= Directions for this task =
Transcribe the records below exactly, leaving out any pictures.

----------

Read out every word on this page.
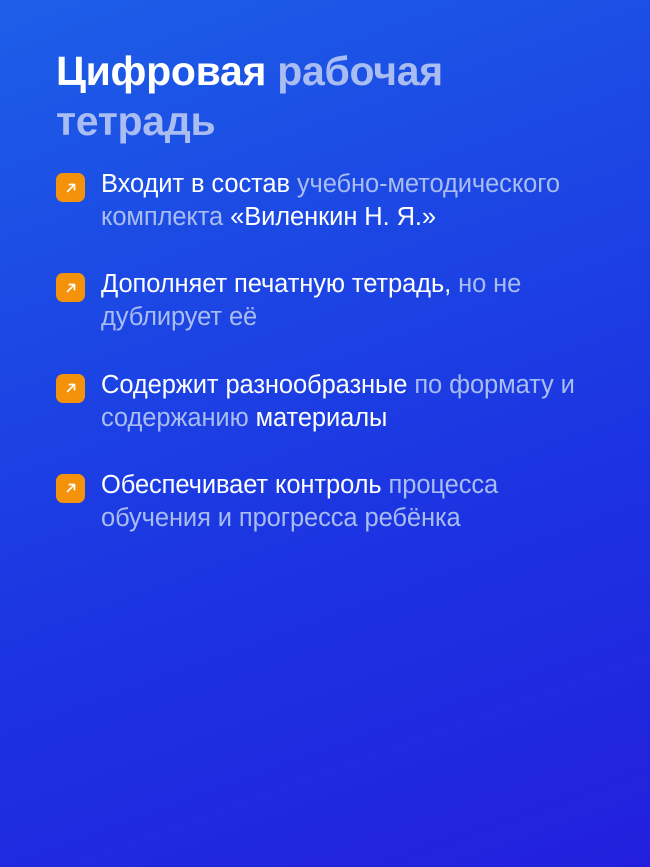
Цифровая рабочая тетрадь
Входит в состав учебно-методического комплекта «Виленкин Н. Я.»
Дополняет печатную тетрадь, но не дублирует её
Содержит разнообразные по формату и содержанию материалы
Обеспечивает контроль процесса обучения и прогресса ребёнка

----------

= Correct response =
Read out every word on this page.
Цифровая рабочая тетрадь
Входит в состав учебно-методического комплекта «Виленкин Н. Я.»
Дополняет печатную тетрадь, но не дублирует её
Содержит разнообразные по формату и содержанию материалы
Обеспечивает контроль процесса обучения и прогресса ребёнка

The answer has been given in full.